Top of Recorded data
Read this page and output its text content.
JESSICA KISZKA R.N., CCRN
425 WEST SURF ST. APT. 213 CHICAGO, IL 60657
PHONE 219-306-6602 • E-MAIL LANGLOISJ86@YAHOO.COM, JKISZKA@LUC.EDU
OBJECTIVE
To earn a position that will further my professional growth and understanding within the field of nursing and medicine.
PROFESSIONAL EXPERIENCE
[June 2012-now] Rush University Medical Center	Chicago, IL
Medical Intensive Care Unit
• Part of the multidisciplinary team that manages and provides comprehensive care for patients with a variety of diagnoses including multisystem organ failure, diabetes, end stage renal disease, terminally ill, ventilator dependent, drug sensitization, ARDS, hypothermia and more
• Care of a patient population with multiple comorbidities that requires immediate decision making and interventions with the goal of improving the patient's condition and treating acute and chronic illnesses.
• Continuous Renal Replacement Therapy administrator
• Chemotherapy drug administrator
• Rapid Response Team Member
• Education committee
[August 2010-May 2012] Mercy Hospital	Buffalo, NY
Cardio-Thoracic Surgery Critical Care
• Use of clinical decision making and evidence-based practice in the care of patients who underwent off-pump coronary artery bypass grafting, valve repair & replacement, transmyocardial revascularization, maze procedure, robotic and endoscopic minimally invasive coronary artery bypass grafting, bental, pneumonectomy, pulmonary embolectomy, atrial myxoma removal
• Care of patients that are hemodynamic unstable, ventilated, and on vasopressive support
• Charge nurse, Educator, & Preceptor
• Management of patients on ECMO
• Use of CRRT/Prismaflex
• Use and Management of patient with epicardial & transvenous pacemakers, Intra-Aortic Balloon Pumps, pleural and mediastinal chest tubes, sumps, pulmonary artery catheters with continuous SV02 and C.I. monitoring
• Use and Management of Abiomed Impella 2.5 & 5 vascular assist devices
Bottom of Recorded data
Top of Recorded data
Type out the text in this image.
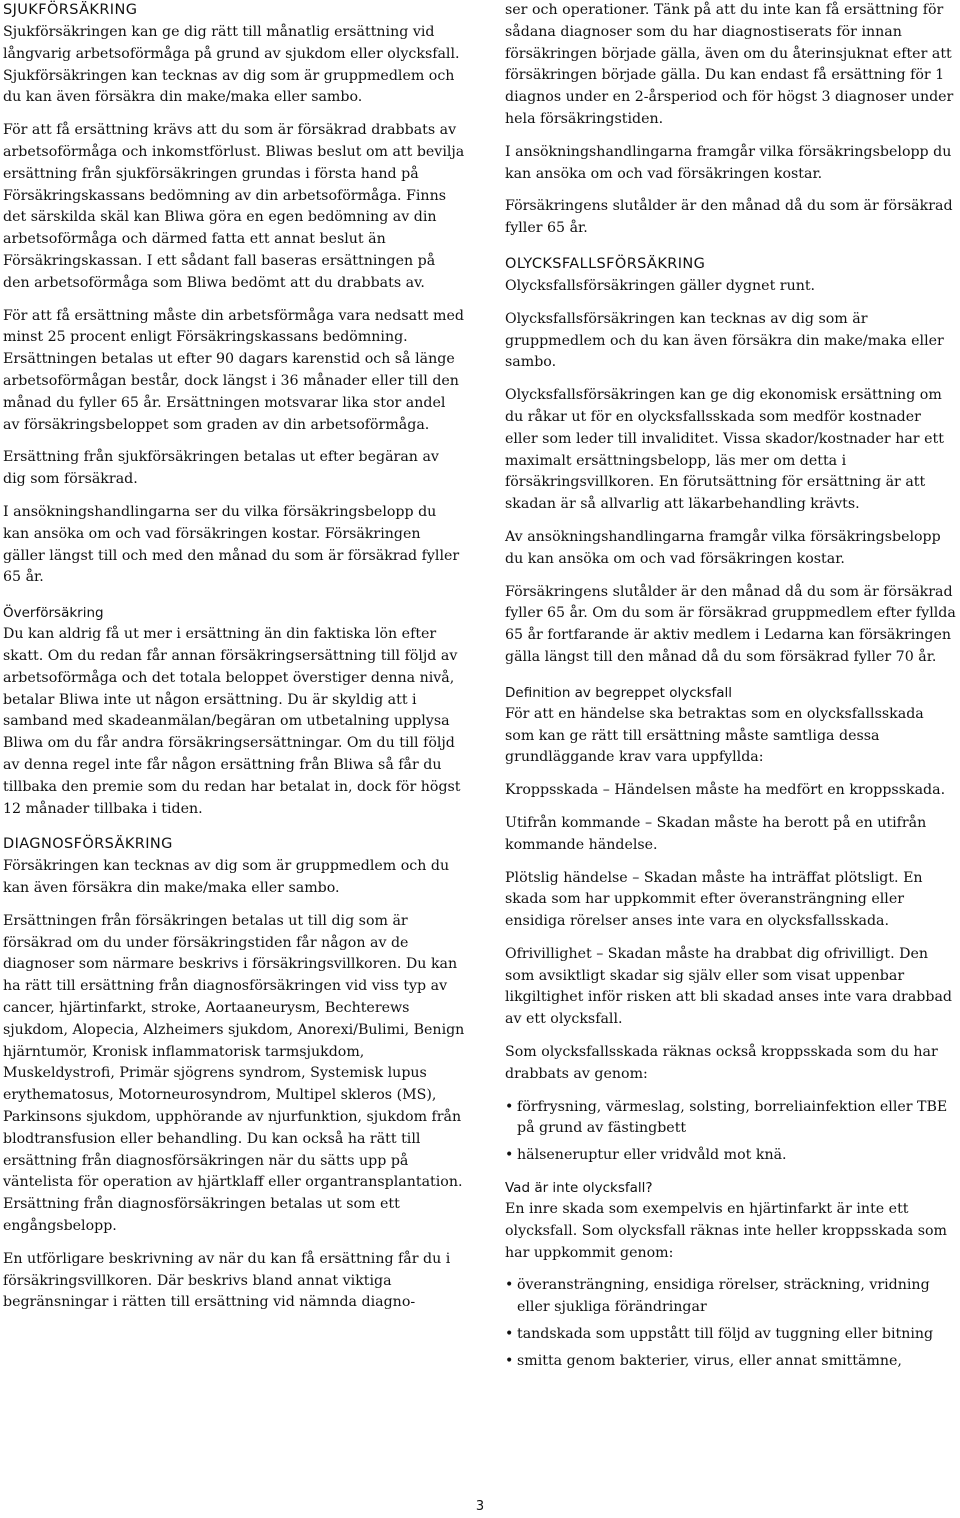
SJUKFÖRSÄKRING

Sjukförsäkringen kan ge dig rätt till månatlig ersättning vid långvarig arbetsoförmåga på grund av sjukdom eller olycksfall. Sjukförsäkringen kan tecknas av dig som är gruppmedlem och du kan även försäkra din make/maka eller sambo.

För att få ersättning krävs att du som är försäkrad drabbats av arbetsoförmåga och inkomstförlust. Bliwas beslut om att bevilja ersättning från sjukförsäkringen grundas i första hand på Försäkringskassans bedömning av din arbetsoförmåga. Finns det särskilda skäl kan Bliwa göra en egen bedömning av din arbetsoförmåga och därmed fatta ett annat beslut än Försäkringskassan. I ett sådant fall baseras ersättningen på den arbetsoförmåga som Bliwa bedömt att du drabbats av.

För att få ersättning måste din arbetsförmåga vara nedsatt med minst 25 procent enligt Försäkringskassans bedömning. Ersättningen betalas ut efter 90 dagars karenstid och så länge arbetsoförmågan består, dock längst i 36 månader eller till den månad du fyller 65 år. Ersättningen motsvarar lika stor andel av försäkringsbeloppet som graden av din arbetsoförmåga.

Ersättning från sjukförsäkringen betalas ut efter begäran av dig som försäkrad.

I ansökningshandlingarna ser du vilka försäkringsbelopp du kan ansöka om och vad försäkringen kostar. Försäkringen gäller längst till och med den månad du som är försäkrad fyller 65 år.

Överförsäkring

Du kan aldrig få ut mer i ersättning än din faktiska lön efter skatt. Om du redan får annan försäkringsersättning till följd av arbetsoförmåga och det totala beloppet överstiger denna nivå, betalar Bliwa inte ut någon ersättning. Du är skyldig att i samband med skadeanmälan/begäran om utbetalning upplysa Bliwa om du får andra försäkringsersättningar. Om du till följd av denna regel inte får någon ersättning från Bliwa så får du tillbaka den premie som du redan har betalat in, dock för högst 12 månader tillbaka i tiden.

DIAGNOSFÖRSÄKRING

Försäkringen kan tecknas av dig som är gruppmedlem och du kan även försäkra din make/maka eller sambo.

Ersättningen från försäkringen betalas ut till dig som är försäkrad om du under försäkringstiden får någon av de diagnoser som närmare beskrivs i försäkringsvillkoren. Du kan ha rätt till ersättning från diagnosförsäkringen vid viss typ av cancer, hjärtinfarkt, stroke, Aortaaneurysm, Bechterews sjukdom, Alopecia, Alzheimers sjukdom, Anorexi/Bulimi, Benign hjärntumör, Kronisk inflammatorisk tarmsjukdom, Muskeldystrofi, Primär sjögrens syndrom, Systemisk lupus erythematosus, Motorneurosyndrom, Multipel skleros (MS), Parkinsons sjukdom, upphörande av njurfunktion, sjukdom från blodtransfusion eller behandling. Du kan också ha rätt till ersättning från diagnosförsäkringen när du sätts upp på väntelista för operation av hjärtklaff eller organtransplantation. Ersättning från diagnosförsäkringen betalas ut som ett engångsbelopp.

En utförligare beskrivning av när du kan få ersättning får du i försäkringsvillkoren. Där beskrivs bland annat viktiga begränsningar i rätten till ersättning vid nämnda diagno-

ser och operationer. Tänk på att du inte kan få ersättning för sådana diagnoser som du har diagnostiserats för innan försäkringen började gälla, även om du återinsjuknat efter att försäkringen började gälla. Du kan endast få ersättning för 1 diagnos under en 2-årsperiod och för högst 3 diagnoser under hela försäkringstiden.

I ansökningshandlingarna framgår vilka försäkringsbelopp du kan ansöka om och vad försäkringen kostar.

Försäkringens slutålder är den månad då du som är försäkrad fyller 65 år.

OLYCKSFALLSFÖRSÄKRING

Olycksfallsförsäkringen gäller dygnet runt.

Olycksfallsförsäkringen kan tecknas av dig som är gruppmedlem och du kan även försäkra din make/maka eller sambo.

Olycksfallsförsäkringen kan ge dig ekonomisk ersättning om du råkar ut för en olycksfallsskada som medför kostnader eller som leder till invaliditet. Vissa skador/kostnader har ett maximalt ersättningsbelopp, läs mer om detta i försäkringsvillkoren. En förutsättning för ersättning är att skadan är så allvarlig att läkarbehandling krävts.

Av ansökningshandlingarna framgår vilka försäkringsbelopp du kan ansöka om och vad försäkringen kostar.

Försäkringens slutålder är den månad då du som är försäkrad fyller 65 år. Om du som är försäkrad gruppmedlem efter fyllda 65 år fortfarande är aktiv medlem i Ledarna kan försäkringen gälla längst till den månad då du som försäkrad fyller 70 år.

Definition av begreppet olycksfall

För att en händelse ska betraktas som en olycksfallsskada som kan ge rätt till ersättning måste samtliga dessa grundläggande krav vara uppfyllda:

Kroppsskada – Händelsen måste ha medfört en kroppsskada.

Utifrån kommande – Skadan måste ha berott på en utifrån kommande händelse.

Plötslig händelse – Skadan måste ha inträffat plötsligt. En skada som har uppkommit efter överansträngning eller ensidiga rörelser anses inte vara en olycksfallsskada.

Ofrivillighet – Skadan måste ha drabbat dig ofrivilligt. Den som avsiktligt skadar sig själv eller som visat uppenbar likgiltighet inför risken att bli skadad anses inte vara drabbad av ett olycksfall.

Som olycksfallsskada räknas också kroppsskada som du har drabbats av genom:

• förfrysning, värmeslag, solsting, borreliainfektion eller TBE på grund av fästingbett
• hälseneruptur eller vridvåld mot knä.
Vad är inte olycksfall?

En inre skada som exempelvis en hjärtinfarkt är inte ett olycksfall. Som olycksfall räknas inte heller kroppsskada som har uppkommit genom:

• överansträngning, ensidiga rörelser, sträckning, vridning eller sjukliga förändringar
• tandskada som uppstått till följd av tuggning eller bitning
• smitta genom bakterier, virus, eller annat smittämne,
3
Bottom of Recorded data
Top of Recorded data
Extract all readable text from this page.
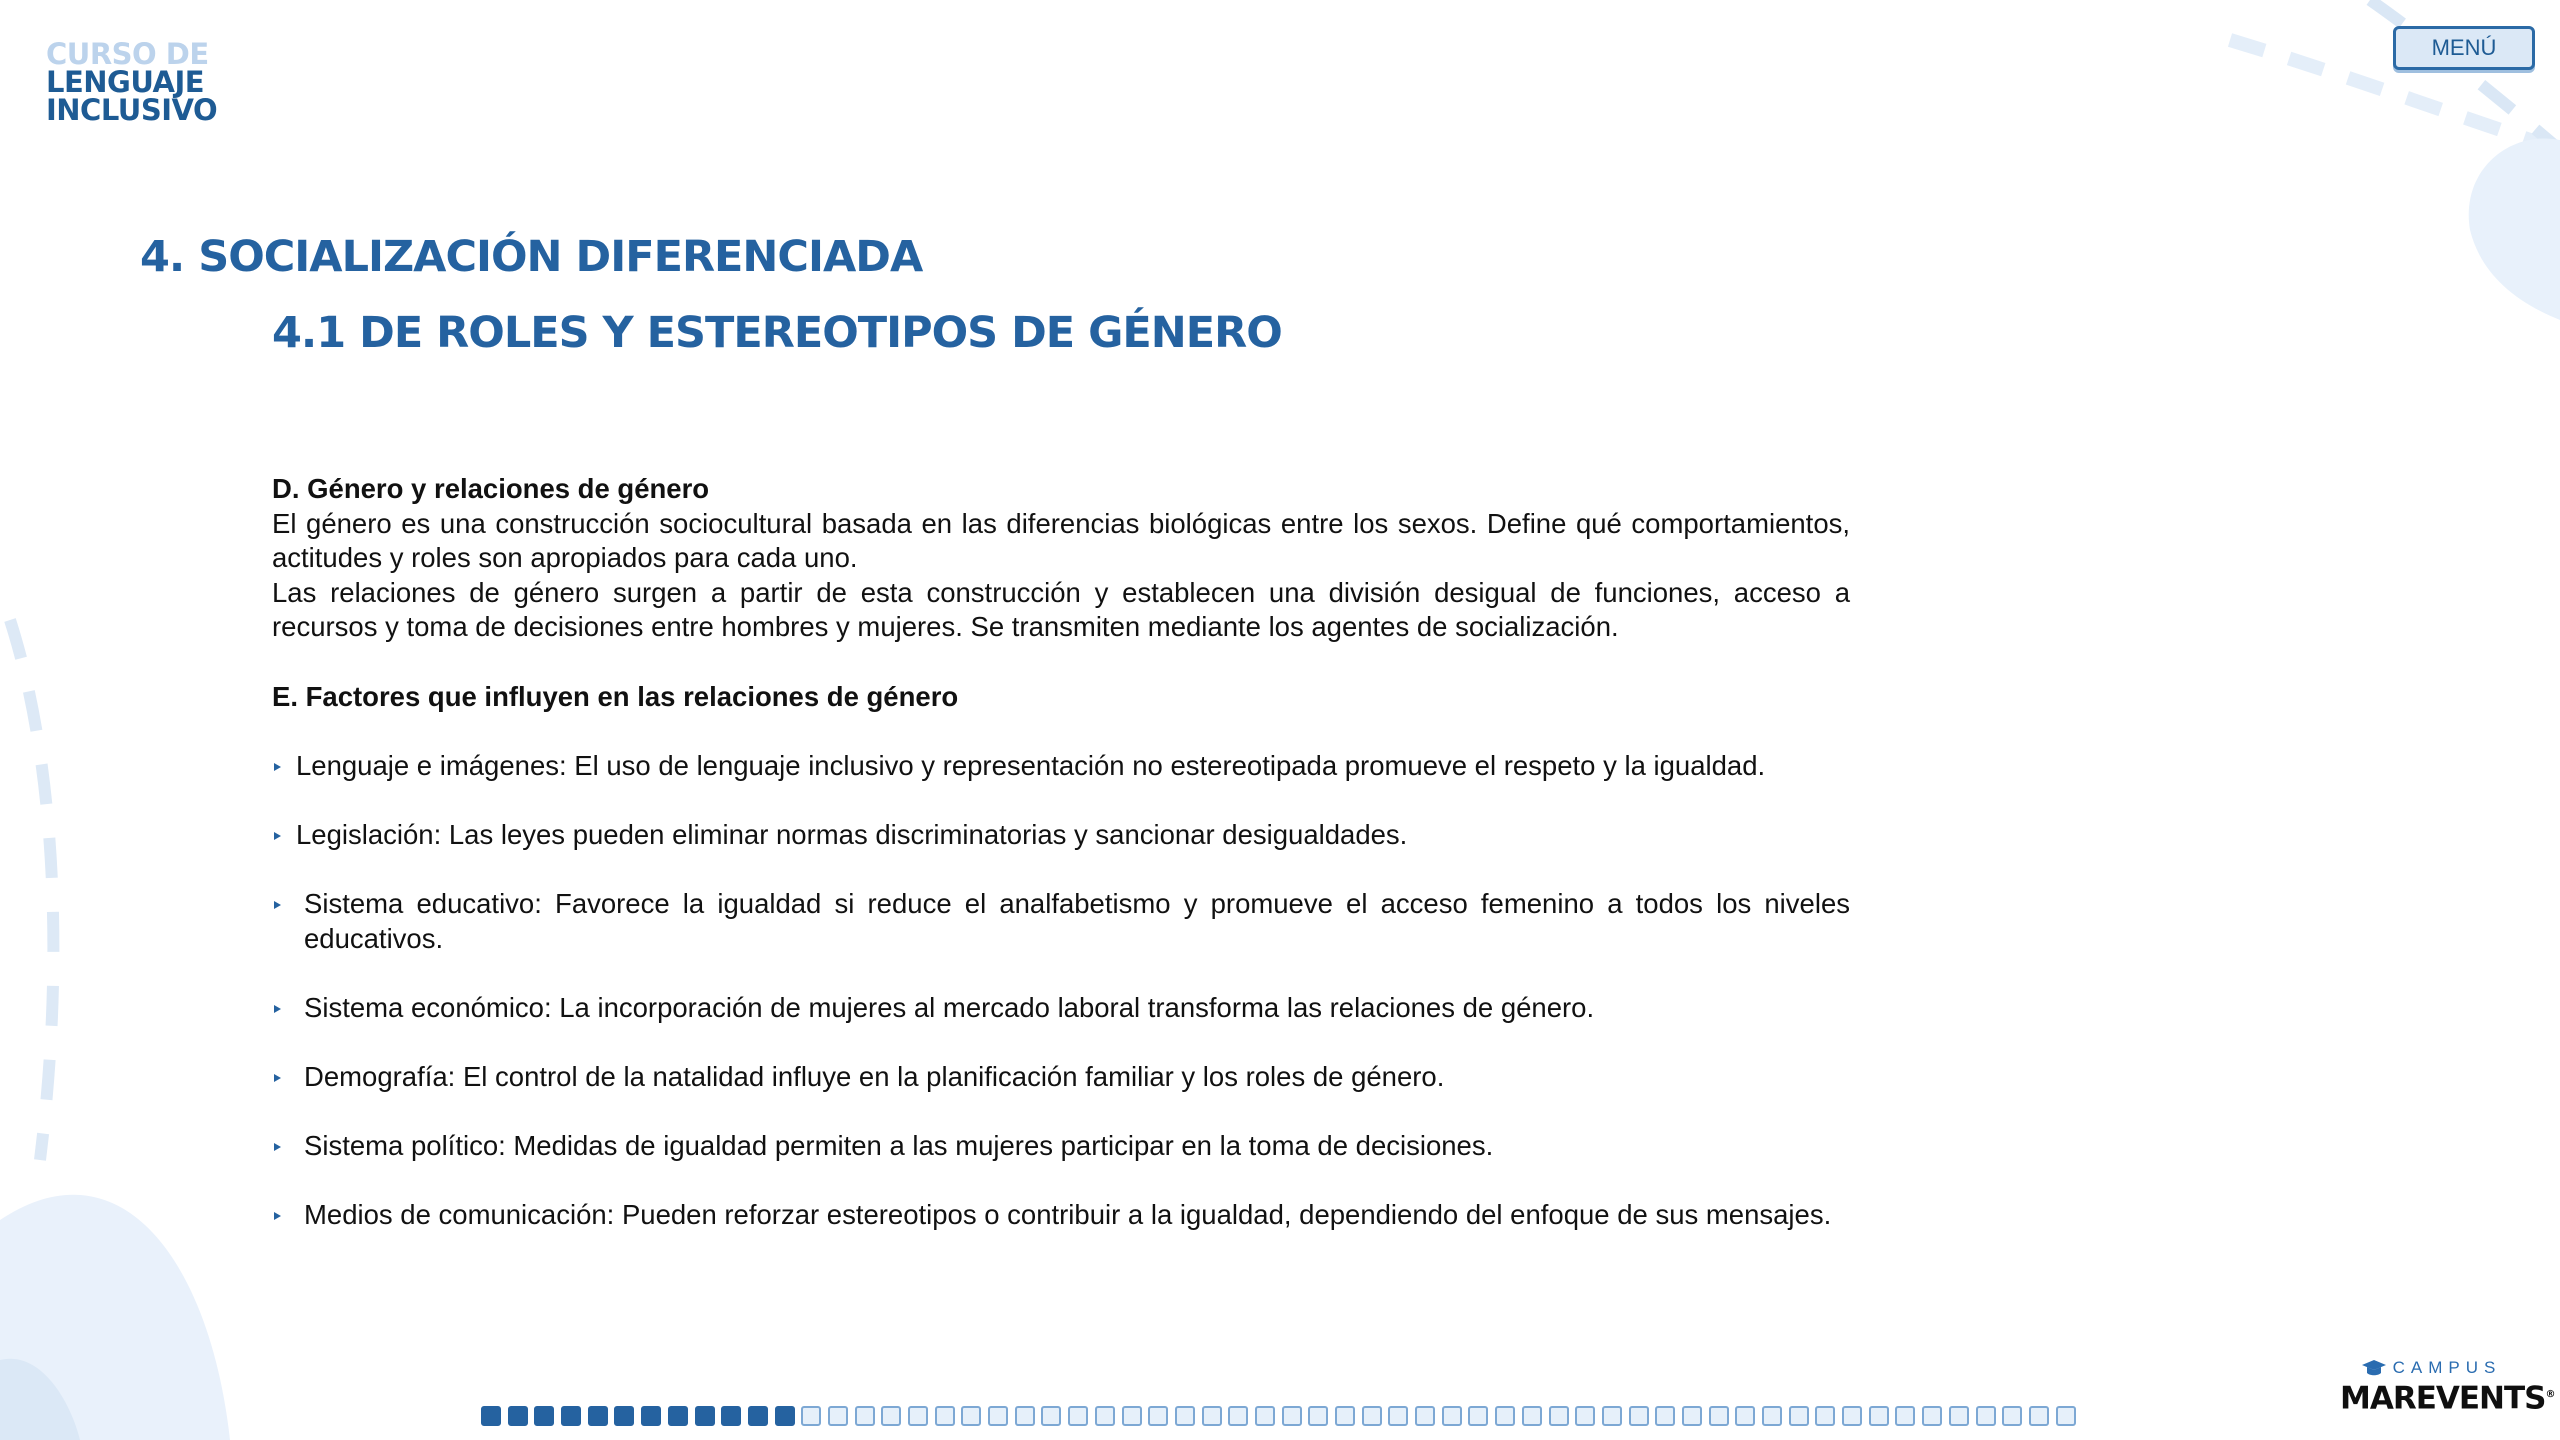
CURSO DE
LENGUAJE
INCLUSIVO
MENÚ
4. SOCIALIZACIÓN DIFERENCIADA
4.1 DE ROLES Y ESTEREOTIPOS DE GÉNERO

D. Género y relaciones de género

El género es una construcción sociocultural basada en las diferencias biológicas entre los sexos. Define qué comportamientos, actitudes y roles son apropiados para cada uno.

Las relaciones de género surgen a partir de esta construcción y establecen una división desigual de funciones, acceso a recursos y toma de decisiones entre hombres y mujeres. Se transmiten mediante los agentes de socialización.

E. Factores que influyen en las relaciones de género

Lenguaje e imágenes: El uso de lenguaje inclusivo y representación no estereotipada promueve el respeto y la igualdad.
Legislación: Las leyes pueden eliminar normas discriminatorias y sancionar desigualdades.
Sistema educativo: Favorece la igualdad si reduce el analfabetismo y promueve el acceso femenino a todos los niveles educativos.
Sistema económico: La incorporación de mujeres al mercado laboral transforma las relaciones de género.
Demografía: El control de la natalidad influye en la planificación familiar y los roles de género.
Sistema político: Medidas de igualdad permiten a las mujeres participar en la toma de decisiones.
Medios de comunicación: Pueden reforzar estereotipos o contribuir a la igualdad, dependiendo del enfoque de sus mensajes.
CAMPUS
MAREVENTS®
Bottom of Recorded data
**What the exercise asks**
All lines above that contain "framgår" are required in the answer.

**Solution to this task**
I ansökningshandlingarna framgår vilka försäkringsbelopp du kan ansöka om och vad försäkringen kostar.
Av ansökningshandlingarna framgår vilka försäkringsbelopp du kan ansöka om och vad försäkringen kostar.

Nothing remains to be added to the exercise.